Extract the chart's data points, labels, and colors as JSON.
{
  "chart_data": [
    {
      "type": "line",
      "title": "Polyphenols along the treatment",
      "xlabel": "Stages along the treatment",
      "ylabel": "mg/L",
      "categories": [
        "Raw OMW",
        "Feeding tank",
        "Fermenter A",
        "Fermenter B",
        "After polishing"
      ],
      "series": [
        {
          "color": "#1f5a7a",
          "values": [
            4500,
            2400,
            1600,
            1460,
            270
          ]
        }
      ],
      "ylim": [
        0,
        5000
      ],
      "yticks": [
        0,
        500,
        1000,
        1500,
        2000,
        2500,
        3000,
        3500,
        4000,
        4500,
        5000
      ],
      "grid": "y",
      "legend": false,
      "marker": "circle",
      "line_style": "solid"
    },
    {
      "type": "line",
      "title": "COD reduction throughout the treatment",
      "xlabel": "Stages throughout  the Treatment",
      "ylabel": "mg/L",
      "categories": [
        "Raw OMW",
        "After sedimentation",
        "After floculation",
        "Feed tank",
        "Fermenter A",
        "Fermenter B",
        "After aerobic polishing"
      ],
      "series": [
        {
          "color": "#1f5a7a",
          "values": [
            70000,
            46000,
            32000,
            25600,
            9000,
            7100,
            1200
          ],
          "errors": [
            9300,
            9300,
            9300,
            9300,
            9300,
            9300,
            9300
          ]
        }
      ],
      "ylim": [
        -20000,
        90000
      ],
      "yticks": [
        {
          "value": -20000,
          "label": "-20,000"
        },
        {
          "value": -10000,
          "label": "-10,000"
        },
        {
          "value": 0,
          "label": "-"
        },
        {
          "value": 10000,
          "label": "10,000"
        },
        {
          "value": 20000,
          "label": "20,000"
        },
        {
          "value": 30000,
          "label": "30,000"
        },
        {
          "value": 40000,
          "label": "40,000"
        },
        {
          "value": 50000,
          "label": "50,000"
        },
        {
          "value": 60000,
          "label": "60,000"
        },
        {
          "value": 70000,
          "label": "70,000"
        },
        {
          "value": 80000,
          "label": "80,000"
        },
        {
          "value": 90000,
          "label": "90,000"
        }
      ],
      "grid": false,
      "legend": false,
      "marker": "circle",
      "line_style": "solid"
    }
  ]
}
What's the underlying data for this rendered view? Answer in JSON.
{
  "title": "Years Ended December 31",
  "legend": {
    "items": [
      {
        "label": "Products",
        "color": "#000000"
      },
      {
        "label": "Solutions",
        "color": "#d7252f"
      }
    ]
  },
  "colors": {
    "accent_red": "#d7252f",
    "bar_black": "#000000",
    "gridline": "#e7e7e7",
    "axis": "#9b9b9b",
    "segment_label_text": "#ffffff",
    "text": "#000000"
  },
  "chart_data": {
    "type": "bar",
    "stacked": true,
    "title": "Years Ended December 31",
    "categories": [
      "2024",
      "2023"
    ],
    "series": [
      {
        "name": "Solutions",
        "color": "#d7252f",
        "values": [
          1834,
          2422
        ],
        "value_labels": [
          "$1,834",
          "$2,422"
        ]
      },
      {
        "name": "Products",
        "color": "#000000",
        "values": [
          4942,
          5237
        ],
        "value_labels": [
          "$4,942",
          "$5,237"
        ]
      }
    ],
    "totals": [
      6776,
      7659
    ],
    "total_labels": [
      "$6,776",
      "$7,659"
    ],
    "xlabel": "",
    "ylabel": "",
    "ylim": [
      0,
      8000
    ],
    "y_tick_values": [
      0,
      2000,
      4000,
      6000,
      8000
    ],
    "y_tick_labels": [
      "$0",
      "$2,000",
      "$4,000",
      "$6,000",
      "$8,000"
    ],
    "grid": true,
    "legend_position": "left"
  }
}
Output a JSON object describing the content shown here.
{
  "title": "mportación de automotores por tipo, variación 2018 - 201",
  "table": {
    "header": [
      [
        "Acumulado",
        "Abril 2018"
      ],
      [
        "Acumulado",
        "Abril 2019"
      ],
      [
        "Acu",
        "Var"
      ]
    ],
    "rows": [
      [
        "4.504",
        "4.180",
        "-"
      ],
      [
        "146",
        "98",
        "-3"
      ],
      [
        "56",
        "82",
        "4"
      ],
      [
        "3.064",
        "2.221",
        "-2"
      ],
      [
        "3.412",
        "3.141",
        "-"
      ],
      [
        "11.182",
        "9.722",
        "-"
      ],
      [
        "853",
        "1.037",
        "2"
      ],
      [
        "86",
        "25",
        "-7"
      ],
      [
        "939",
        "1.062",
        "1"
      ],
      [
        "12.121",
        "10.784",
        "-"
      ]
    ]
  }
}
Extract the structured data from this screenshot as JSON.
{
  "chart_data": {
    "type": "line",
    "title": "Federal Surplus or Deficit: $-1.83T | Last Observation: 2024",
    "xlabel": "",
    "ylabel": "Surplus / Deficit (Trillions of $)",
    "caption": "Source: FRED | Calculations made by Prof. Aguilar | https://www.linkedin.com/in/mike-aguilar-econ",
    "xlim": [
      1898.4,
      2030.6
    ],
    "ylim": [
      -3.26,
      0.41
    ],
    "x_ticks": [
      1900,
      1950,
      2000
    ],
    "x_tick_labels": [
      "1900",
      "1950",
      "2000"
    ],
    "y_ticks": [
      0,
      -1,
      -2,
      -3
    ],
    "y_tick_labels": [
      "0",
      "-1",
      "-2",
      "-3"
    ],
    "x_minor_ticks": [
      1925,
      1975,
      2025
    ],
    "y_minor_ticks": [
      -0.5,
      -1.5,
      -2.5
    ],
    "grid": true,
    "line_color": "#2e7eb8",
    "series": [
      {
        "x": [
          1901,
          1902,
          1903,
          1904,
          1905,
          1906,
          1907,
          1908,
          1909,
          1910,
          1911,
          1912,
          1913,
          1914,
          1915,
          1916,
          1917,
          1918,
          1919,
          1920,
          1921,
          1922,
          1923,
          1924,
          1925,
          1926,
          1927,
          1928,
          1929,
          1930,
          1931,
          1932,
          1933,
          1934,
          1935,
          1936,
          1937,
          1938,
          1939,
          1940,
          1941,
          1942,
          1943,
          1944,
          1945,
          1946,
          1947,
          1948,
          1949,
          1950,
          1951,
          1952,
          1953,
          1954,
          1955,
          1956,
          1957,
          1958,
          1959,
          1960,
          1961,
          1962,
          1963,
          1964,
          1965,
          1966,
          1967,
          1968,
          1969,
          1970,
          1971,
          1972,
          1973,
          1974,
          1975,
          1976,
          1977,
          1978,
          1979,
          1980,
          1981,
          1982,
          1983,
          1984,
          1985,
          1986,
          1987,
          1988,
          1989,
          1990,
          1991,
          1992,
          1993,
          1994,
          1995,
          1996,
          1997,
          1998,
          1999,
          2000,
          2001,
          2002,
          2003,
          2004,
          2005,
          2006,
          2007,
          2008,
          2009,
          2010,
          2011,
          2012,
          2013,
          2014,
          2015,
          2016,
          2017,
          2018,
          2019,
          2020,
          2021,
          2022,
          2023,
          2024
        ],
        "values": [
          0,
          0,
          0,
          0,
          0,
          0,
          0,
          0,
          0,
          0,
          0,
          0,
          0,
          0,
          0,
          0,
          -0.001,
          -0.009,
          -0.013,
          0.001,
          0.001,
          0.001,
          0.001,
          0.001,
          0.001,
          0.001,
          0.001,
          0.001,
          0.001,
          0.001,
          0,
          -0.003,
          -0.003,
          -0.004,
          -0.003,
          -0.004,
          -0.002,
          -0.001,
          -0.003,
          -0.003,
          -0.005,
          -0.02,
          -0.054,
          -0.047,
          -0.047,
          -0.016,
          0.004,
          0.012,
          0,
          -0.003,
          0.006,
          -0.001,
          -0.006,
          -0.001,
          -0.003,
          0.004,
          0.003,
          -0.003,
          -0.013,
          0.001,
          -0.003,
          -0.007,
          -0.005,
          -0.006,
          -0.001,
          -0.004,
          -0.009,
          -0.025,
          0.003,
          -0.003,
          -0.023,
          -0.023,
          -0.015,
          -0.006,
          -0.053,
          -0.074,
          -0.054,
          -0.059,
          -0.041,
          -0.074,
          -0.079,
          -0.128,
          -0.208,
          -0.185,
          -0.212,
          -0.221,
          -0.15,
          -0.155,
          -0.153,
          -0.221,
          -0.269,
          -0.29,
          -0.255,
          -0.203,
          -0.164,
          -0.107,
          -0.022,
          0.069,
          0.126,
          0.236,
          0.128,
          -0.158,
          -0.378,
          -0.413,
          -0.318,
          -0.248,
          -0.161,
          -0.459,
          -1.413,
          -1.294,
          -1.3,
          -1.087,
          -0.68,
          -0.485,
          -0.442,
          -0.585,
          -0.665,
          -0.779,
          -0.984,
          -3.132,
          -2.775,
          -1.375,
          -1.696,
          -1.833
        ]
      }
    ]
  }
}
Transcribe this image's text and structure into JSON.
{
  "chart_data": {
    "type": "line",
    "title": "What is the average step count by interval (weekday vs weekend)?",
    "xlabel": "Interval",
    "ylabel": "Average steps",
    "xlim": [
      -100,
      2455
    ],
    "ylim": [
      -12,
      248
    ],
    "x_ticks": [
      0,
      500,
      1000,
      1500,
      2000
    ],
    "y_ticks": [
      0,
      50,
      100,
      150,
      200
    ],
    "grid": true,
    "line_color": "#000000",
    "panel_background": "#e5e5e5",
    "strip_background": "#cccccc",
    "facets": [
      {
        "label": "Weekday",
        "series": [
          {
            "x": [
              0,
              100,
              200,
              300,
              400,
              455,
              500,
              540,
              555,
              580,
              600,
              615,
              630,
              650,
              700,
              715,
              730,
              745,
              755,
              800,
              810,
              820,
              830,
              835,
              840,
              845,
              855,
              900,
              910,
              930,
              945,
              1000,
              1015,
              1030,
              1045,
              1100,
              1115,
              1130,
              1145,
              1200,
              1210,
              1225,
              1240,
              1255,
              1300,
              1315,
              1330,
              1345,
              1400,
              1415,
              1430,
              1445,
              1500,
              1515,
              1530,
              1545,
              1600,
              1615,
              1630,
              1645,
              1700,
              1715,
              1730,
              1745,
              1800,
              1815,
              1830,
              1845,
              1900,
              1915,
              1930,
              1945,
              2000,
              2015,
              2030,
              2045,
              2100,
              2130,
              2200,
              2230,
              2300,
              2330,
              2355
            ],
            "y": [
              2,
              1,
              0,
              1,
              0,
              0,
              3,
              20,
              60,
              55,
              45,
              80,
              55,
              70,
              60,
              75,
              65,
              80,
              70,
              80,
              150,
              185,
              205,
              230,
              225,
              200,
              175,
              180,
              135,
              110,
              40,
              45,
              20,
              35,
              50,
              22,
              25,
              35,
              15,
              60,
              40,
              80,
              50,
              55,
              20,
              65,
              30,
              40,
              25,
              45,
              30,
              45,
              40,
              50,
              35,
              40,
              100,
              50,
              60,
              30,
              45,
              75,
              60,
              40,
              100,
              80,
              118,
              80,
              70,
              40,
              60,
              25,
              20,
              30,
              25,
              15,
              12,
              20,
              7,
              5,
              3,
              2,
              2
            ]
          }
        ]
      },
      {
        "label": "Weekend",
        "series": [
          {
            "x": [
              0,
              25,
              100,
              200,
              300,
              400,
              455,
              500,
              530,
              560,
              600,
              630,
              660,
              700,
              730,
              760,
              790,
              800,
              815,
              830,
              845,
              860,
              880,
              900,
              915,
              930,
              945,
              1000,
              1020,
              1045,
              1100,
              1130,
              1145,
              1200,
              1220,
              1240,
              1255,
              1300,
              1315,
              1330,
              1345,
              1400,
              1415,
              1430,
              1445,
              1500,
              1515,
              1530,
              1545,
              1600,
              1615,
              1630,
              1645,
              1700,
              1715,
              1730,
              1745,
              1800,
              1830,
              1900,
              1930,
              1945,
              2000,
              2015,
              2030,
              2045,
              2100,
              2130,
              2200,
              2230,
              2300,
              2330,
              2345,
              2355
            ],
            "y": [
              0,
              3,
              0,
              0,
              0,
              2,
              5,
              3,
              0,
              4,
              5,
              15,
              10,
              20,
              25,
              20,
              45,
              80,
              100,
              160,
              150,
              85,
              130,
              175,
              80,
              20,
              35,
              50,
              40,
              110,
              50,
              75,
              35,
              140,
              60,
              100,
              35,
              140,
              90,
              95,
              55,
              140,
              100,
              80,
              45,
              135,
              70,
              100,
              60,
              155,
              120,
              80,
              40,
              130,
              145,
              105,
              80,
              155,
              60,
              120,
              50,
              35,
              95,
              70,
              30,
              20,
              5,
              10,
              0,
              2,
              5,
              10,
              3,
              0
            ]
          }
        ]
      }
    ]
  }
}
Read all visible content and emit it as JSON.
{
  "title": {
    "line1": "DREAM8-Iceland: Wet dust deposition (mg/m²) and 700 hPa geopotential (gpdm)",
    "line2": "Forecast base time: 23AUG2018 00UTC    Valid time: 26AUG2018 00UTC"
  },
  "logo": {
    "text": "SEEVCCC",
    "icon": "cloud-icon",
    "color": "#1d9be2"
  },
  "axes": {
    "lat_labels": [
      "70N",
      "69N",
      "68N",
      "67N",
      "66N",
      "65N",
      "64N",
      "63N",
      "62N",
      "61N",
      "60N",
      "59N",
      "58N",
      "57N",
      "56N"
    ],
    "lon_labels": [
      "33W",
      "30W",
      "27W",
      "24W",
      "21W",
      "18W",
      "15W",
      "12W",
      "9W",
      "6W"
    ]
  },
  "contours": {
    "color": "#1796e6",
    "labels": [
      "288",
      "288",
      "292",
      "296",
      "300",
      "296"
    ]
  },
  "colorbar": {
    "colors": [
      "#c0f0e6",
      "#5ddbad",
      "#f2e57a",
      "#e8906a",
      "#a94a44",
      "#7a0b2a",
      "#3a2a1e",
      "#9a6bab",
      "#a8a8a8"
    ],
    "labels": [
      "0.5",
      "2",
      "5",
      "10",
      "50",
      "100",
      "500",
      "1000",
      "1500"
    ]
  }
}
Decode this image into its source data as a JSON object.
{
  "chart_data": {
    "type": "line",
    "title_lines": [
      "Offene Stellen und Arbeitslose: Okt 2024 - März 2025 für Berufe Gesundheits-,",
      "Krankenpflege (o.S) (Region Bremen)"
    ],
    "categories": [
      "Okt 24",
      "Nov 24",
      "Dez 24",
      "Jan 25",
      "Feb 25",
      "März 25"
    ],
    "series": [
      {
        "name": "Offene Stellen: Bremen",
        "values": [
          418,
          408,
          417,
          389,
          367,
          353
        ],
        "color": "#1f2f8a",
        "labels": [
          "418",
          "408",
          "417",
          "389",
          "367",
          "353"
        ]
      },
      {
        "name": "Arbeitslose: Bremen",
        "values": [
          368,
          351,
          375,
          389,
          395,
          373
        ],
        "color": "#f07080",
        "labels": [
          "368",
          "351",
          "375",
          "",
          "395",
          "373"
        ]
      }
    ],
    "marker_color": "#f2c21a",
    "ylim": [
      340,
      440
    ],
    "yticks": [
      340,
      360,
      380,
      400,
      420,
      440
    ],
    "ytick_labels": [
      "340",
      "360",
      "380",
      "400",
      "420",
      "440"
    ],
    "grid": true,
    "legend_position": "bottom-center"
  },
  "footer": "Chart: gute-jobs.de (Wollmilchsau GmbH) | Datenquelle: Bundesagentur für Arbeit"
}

| TASK GOAL |
Copy each line of the data that contains the word "colors".

| PROBLEM SOLUTION |
Extract the chart's data points, labels, and colors as JSON.
  "colors": {
    "colors": [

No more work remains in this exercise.